### Objective
Locate the string "this" in the listing below. Copy every line where it is found.

Saved data entries
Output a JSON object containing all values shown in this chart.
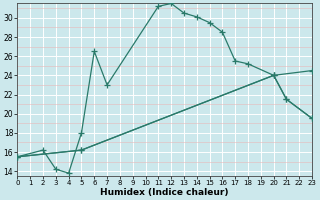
{
  "xlabel": "Humidex (Indice chaleur)",
  "bg_color": "#cce8ec",
  "grid_major_color": "#ffffff",
  "grid_minor_color": "#e8b8b8",
  "line_color": "#2a7a6a",
  "xlim": [
    0,
    23
  ],
  "ylim": [
    13.5,
    31.5
  ],
  "xticks": [
    0,
    1,
    2,
    3,
    4,
    5,
    6,
    7,
    8,
    9,
    10,
    11,
    12,
    13,
    14,
    15,
    16,
    17,
    18,
    19,
    20,
    21,
    22,
    23
  ],
  "yticks": [
    14,
    16,
    18,
    20,
    22,
    24,
    26,
    28,
    30
  ],
  "line1_x": [
    0,
    2,
    3,
    4,
    5,
    6,
    7,
    11,
    12,
    13,
    14,
    15,
    16,
    17,
    18,
    20,
    21,
    23
  ],
  "line1_y": [
    15.5,
    16.2,
    14.2,
    13.8,
    18.0,
    26.5,
    23.0,
    31.2,
    31.5,
    30.5,
    30.1,
    29.5,
    28.5,
    25.5,
    25.2,
    24.0,
    21.5,
    19.5
  ],
  "line2_x": [
    0,
    5,
    20,
    21,
    23
  ],
  "line2_y": [
    15.5,
    16.2,
    24.0,
    21.5,
    19.5
  ],
  "line3_x": [
    0,
    5,
    20,
    23
  ],
  "line3_y": [
    15.5,
    16.2,
    24.0,
    24.5
  ]
}
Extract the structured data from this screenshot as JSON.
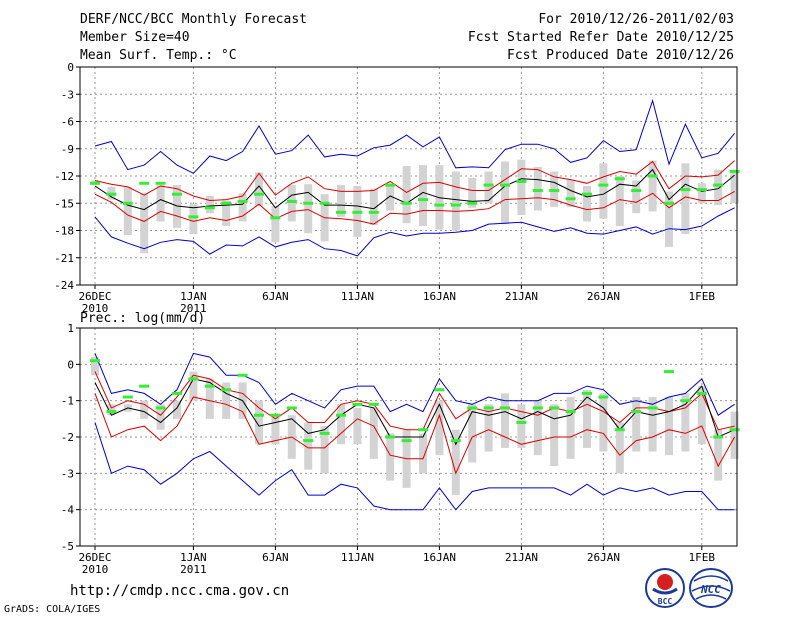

### Result of the exercise
Output a JSON object containing all values shown in this chart.
Extract the structured data from this screenshot as JSON.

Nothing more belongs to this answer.